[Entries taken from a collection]
□ □ □ □ □

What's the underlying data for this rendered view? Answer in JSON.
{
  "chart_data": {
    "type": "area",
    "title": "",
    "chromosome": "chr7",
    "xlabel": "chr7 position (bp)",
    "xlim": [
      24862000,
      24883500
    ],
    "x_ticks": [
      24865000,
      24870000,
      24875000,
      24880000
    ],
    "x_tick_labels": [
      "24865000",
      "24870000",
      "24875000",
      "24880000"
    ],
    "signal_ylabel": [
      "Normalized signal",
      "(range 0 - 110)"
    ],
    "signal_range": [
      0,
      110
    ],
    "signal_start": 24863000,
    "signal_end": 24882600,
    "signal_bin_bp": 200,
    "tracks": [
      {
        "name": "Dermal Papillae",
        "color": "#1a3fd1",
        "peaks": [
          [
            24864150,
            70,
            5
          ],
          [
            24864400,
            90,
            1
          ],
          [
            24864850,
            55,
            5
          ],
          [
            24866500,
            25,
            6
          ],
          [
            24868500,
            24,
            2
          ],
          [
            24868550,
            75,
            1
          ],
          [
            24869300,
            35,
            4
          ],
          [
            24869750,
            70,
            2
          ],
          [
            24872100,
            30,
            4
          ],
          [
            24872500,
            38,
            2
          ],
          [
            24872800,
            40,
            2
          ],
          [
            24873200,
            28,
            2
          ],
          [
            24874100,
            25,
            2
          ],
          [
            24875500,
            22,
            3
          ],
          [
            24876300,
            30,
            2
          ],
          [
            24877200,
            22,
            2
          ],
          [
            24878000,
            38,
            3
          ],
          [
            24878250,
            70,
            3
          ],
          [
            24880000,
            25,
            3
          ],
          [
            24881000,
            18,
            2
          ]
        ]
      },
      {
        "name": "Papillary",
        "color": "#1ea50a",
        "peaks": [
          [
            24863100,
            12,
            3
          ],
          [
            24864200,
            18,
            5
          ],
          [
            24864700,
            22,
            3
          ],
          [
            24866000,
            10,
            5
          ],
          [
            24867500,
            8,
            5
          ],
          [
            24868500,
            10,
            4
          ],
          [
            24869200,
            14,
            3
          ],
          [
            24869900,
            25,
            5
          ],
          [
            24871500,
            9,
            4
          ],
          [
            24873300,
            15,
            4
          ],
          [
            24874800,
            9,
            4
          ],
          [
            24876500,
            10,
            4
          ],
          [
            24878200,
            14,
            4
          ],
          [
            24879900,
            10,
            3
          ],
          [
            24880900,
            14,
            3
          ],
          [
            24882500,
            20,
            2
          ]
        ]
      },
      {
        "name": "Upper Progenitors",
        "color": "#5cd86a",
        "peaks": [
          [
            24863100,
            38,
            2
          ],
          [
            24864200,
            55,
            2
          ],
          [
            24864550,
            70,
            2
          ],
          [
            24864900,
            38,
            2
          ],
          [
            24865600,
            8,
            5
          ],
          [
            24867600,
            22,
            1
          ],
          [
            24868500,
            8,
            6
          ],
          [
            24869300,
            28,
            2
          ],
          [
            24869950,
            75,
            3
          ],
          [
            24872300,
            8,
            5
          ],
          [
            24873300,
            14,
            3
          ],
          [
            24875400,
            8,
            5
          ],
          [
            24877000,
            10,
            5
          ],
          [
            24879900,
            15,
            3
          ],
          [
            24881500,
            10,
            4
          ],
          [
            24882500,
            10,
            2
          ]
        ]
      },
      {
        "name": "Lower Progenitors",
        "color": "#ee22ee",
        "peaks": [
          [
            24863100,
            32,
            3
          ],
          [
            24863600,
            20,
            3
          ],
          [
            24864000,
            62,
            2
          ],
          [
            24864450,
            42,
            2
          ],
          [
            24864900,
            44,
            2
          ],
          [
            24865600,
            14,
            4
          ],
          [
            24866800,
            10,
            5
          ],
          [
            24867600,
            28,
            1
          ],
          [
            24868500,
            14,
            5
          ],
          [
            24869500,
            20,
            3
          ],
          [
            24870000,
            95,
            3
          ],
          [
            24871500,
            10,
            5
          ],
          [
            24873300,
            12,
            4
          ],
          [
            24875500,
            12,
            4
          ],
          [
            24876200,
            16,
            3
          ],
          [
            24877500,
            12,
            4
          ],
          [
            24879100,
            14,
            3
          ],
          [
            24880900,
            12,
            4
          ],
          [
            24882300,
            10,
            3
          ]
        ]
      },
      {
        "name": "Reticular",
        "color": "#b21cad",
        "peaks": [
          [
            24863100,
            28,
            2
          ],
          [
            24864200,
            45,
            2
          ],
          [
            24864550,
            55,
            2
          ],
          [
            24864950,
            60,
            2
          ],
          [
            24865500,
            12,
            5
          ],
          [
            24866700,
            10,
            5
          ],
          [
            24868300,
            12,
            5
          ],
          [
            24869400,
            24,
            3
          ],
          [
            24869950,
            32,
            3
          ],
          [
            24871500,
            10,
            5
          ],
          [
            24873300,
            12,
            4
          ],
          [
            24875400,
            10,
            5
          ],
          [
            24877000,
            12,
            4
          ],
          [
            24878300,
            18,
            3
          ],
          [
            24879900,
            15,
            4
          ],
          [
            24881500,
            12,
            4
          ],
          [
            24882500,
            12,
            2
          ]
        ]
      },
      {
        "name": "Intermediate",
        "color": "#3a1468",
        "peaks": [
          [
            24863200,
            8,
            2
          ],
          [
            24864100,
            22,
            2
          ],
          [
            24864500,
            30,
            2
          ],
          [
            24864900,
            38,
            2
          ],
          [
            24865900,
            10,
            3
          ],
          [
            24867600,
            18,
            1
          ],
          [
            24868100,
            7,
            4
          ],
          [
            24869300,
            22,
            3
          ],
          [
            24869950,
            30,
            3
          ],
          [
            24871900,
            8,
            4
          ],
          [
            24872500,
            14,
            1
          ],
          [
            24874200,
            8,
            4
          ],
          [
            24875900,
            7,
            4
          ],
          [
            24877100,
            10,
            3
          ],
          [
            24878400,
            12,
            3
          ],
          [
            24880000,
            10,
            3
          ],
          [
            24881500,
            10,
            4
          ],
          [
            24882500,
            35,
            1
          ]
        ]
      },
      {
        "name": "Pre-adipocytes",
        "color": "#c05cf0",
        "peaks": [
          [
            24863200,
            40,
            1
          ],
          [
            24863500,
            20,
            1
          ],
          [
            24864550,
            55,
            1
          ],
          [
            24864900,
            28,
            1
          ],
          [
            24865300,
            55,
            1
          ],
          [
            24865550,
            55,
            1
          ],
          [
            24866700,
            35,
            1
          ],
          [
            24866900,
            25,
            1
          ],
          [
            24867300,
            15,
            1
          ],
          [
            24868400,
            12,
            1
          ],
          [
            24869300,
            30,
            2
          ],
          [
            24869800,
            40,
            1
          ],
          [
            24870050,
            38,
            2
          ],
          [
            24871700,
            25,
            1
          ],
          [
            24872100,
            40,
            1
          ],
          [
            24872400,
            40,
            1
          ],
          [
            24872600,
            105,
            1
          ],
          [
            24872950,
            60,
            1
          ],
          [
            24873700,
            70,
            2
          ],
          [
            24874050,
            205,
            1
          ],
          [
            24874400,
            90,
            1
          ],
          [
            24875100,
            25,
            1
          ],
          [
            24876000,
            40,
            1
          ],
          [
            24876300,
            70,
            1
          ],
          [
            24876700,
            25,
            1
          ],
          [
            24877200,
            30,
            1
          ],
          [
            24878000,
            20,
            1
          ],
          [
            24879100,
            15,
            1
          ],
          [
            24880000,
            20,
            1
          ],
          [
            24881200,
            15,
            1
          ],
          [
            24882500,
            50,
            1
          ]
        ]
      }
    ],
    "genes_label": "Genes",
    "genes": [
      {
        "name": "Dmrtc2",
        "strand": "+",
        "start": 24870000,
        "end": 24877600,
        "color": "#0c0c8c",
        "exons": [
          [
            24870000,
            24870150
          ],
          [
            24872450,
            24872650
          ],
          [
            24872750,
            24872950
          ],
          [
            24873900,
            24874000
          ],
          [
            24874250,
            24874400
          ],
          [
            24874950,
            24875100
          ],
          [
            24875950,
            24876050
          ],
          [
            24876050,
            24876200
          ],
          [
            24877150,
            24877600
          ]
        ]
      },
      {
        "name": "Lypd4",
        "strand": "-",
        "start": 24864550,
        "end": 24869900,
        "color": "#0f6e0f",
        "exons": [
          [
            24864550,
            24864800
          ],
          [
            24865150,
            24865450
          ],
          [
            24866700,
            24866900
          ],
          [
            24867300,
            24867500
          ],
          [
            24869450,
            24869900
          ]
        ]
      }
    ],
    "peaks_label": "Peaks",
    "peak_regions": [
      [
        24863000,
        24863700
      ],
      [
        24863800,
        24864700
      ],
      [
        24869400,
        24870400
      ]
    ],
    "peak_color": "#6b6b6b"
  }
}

□ □ □ □ □

### WHAT YOU SHOULD DO
Tally the lines of the data that contain the word "Progenitors", and give only that tally.

### ANSWER TO THIS EXERCISE
2